> [BRIEF]: Repeat the records verbatim from the line with "Text: 61.4%: 61.4% — [312, 172, 352, 182]" to the line with "FancyBboxPatch shape — [11, 119, 1395, 189]".

> [DATA SECTION]:
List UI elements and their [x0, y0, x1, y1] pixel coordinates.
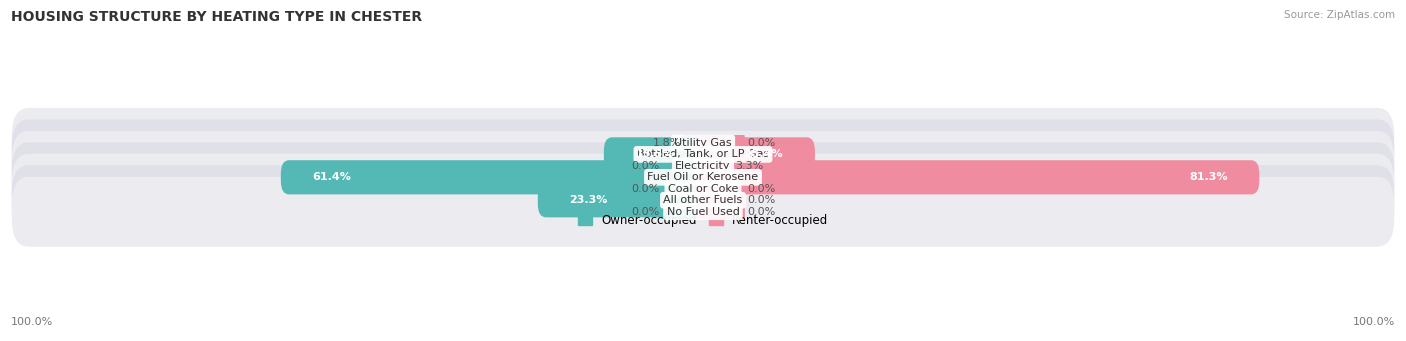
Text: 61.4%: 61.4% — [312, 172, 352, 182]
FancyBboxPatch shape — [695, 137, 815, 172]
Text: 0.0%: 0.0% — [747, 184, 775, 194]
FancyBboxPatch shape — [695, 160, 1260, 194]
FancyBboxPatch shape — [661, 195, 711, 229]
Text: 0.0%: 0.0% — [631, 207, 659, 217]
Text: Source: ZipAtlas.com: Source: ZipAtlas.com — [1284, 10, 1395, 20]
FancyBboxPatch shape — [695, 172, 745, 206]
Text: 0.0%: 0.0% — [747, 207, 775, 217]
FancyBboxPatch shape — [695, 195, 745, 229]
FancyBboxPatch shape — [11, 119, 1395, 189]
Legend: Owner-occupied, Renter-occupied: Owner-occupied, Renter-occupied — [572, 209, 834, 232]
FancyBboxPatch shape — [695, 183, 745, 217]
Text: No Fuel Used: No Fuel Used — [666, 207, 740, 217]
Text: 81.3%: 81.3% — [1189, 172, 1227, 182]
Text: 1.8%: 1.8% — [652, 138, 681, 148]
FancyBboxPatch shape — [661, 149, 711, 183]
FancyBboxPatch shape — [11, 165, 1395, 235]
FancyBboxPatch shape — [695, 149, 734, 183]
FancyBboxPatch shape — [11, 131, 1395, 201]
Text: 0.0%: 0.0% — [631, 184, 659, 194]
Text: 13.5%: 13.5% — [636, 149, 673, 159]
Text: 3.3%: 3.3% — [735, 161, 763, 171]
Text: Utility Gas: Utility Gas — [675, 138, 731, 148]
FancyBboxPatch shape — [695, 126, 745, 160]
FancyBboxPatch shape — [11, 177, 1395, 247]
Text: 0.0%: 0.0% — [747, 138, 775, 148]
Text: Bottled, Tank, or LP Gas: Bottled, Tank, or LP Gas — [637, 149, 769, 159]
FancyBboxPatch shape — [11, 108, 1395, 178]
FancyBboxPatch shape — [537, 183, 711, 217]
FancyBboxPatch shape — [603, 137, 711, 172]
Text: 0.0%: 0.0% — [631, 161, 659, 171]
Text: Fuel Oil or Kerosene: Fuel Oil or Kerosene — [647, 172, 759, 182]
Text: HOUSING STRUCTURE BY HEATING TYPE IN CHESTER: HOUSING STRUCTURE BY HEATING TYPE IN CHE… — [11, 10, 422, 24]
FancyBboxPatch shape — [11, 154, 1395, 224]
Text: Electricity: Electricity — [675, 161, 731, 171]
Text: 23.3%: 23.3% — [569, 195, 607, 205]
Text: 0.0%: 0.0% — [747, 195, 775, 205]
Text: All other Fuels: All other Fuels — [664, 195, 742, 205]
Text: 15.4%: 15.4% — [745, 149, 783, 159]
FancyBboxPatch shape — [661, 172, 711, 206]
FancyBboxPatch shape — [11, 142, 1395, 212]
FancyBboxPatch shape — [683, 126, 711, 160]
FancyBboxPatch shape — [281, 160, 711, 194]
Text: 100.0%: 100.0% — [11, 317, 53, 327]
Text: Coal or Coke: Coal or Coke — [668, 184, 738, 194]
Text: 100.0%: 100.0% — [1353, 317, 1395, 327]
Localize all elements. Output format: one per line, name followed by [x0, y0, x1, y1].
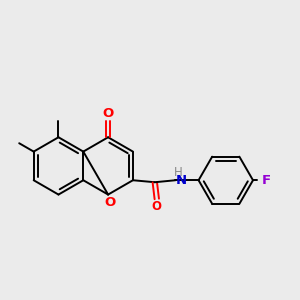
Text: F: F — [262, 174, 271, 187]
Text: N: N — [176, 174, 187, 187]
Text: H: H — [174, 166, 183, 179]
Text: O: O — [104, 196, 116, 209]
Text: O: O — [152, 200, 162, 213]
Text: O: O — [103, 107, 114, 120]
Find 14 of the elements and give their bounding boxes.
...
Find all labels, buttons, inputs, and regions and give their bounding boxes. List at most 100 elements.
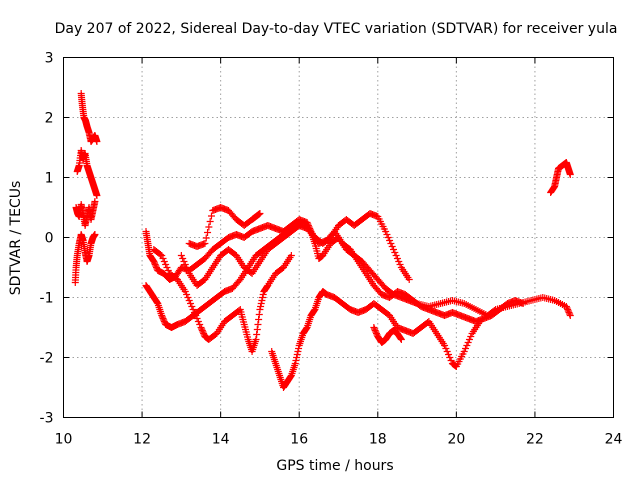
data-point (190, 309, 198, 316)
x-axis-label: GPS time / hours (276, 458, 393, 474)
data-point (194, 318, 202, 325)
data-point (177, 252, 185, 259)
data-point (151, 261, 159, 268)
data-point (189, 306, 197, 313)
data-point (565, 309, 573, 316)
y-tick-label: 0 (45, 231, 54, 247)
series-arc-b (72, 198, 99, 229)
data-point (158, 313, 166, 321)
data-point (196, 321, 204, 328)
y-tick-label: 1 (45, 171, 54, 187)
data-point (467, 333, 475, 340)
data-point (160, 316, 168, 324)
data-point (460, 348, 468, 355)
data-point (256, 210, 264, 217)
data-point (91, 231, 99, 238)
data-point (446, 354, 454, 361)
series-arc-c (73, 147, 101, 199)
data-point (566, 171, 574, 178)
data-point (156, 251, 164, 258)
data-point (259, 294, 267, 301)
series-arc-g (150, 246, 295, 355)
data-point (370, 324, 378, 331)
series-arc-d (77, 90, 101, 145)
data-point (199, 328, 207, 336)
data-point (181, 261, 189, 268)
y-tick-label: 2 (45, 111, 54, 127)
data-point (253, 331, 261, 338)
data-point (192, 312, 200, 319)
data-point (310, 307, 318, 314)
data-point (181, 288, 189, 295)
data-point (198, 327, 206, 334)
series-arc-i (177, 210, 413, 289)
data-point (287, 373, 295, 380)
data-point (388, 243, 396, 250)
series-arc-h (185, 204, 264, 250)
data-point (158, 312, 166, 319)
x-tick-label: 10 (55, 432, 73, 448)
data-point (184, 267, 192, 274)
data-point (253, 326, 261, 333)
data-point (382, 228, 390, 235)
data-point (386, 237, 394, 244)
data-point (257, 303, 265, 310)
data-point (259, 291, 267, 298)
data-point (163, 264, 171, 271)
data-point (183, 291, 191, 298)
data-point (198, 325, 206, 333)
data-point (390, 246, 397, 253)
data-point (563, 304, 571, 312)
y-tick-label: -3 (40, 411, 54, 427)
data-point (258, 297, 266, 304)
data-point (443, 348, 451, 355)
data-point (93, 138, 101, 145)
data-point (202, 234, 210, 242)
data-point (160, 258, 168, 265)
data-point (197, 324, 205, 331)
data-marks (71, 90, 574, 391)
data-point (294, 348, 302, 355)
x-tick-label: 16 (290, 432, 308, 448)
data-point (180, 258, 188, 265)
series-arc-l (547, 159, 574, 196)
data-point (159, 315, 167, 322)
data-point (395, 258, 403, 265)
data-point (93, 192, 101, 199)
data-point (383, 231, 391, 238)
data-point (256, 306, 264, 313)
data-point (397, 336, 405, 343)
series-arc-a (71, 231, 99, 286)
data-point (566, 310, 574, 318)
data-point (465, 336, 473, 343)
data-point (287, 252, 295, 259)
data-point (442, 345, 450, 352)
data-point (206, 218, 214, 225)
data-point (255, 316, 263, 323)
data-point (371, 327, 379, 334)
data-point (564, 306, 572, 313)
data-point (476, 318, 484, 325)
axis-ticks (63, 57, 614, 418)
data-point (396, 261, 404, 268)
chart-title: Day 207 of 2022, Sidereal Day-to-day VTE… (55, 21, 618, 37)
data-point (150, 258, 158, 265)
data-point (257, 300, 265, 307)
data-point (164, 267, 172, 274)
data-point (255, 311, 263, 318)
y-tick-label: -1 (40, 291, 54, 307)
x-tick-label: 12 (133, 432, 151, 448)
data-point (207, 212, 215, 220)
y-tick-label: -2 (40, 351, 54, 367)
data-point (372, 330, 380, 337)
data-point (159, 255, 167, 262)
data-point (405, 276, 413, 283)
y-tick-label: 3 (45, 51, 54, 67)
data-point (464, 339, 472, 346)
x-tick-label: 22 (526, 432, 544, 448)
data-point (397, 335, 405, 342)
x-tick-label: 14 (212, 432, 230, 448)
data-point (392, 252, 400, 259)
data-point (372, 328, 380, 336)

> [WRITTEN SOLUTION]:
Text: 61.4%: 61.4% — [312, 172, 352, 182]
FancyBboxPatch shape — [695, 137, 815, 172]
Text: 0.0%: 0.0% — [747, 184, 775, 194]
FancyBboxPatch shape — [695, 160, 1260, 194]
FancyBboxPatch shape — [661, 195, 711, 229]
Text: 0.0%: 0.0% — [631, 207, 659, 217]
Text: Source: ZipAtlas.com: Source: ZipAtlas.com — [1284, 10, 1395, 20]
FancyBboxPatch shape — [695, 172, 745, 206]
Text: 0.0%: 0.0% — [747, 207, 775, 217]
FancyBboxPatch shape — [695, 195, 745, 229]
FancyBboxPatch shape — [11, 119, 1395, 189]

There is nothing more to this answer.